**What to do:** Select the lines of the records containing the word "this" and list them.

___ Source records ___

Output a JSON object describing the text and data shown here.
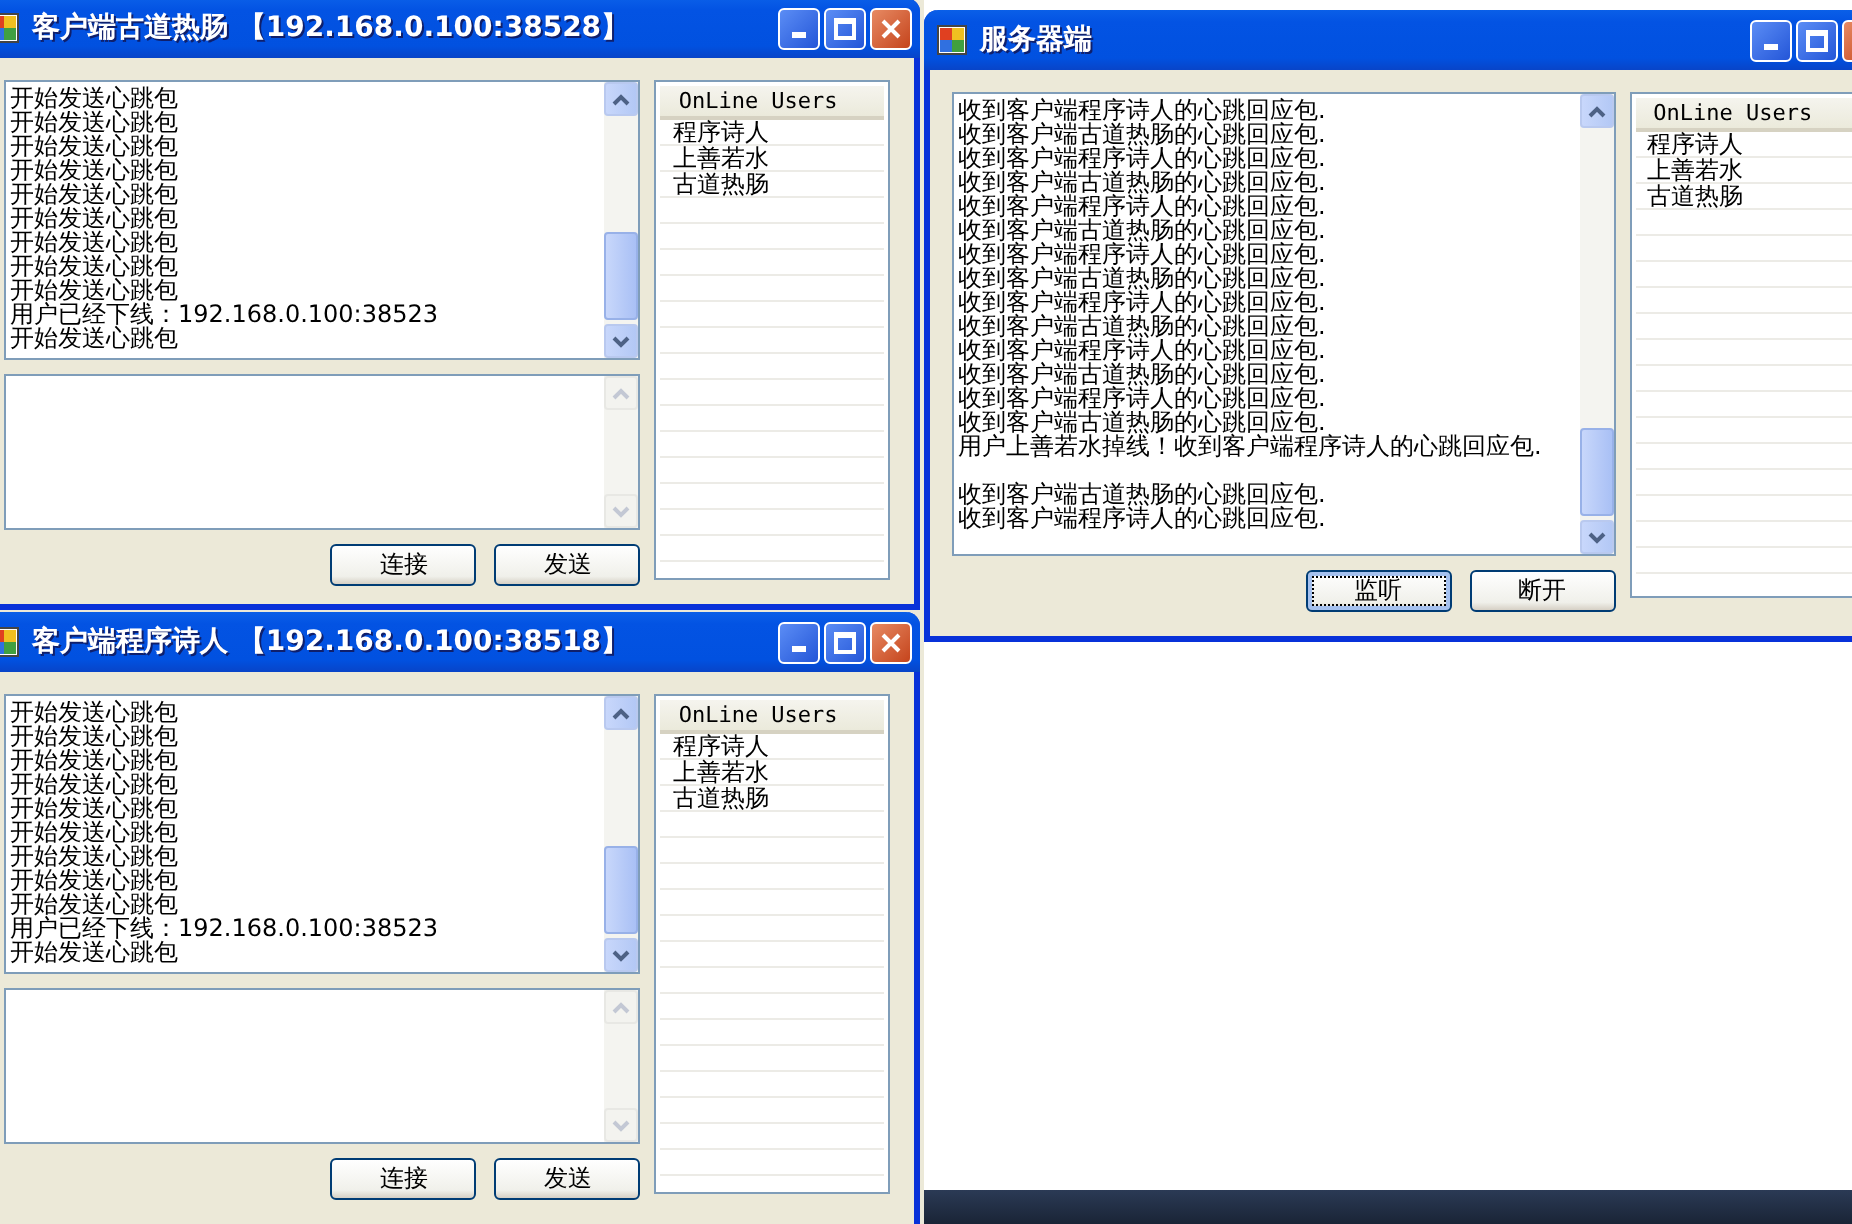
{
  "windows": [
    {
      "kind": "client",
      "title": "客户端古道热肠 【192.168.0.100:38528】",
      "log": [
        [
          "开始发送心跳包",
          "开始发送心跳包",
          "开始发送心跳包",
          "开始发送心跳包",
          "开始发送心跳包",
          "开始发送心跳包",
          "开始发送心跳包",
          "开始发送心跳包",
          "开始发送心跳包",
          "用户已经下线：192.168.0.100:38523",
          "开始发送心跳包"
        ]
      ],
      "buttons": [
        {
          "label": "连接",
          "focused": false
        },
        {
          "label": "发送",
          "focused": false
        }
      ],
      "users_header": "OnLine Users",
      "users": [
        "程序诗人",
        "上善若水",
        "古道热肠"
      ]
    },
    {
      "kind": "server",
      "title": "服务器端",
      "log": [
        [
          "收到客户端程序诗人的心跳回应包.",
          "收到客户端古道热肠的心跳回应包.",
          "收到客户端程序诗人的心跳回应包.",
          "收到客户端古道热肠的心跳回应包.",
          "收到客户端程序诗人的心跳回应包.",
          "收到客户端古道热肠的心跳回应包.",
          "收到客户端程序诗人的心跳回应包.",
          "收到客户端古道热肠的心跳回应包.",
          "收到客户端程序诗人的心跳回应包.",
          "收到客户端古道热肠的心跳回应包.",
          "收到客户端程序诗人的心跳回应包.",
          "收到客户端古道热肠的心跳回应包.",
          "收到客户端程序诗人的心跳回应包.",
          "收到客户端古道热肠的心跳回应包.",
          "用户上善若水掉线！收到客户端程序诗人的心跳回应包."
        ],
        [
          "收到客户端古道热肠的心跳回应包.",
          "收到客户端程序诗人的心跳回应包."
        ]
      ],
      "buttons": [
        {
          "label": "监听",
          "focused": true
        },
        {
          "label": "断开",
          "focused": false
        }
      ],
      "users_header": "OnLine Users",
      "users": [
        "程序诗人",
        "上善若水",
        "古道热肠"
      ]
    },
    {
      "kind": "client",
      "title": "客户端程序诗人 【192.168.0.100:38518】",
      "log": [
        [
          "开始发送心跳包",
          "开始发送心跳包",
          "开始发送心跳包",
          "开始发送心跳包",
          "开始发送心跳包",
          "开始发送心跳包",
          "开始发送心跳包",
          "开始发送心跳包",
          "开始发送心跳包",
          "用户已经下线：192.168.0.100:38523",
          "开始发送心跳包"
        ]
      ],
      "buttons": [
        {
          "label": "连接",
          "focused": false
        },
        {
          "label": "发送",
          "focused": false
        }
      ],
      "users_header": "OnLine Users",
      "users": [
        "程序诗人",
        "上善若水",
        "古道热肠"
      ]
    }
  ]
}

___
___ Source records ___

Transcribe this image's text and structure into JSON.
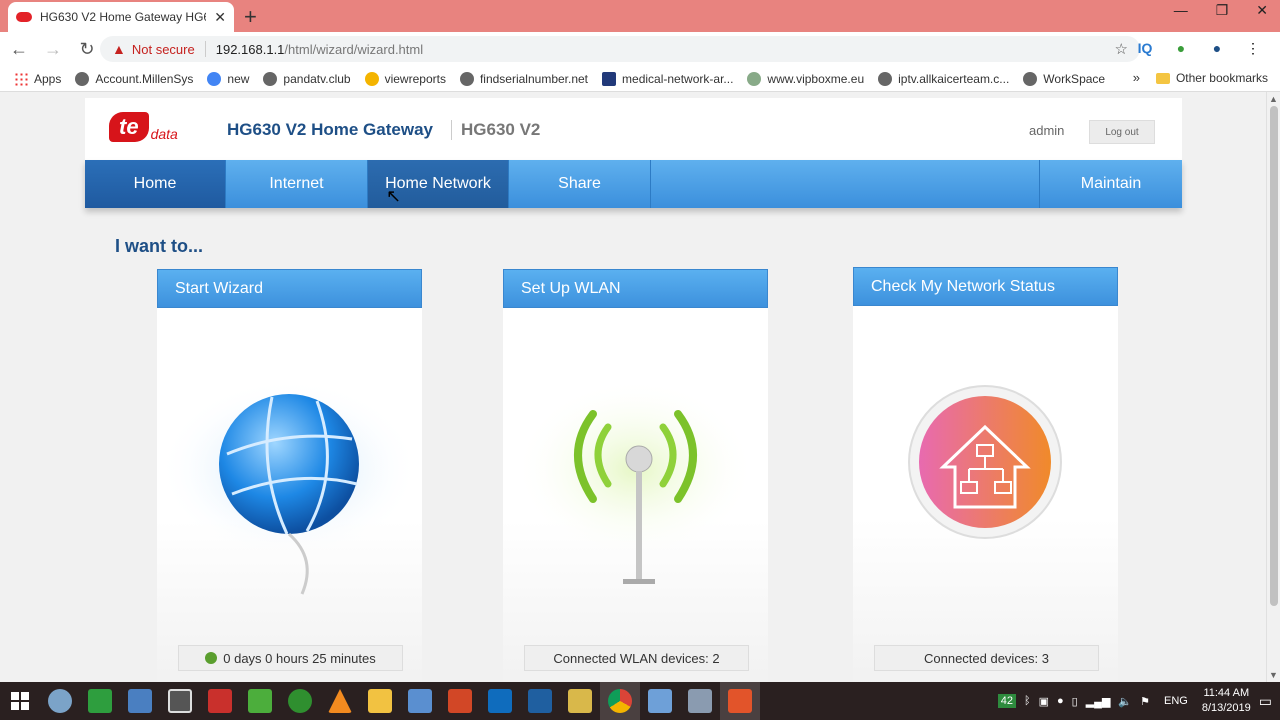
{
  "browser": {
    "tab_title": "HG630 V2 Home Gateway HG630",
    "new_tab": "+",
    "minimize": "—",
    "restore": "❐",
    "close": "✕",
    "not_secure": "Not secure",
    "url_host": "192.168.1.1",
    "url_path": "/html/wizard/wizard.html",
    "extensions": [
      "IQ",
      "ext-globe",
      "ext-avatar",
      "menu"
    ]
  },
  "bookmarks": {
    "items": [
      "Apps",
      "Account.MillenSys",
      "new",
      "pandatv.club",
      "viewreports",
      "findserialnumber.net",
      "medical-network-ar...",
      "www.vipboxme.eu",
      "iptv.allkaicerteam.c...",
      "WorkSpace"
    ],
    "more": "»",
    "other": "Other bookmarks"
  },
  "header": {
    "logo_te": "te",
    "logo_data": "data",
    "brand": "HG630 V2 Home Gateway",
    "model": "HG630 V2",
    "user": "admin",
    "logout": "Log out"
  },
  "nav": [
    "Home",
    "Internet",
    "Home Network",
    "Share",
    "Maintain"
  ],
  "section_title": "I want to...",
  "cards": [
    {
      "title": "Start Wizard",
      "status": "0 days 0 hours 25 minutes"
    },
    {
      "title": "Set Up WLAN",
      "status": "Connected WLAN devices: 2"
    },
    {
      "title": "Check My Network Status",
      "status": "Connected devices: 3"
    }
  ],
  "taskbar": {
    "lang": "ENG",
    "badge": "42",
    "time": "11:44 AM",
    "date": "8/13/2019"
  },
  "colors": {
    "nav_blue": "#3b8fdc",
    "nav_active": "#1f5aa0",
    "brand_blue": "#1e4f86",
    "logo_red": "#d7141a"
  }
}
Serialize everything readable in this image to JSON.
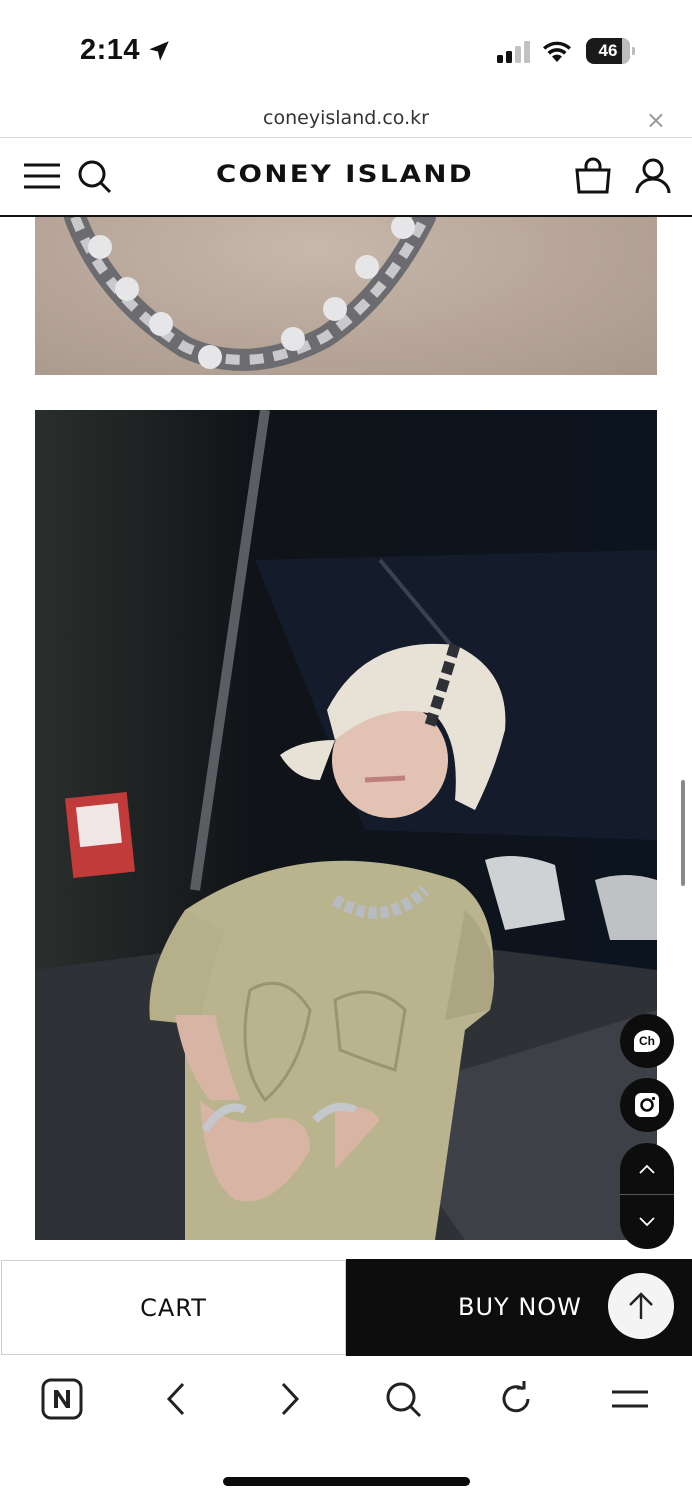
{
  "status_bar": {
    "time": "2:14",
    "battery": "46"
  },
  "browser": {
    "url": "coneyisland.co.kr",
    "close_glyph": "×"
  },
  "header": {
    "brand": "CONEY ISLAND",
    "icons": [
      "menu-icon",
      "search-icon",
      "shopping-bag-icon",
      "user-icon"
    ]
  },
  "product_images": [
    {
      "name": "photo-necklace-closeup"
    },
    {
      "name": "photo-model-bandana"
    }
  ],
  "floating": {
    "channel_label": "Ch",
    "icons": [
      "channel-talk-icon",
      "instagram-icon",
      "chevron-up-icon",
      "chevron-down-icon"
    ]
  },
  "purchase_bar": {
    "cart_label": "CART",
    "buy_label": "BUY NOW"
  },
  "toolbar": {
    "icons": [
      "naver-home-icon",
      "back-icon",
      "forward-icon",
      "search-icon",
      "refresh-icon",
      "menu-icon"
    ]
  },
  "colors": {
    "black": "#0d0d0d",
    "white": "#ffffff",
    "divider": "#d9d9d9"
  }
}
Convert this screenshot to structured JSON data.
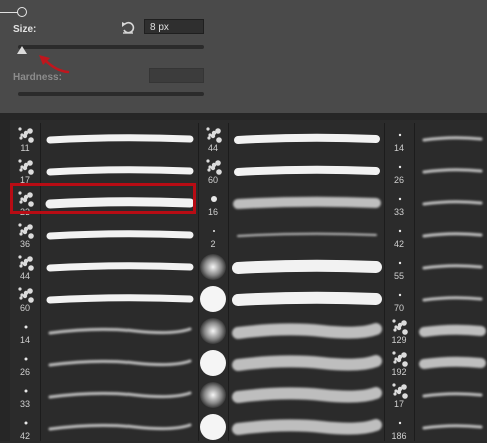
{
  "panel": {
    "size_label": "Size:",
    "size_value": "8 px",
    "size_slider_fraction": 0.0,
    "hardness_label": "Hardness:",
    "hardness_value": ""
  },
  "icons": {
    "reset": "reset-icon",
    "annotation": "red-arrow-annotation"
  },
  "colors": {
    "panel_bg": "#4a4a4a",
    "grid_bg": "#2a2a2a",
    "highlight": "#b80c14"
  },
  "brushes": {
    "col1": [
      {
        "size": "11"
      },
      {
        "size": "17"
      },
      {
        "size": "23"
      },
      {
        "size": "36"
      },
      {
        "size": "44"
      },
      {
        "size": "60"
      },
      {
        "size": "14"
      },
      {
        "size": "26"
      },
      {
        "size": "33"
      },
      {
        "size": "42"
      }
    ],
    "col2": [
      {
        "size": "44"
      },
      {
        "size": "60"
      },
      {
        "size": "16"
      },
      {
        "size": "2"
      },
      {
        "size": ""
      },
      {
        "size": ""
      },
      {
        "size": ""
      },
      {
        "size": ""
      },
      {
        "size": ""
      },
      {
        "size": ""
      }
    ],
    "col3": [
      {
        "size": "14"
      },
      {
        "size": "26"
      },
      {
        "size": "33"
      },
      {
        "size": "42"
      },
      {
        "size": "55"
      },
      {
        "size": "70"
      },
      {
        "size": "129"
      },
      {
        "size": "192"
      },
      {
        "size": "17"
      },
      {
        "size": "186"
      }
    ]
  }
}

___

**Answer for the task:**
Transcribe this image's text and structure into JSON.
Serialize everything readable in this image to JSON.
Convert this screenshot to structured JSON data.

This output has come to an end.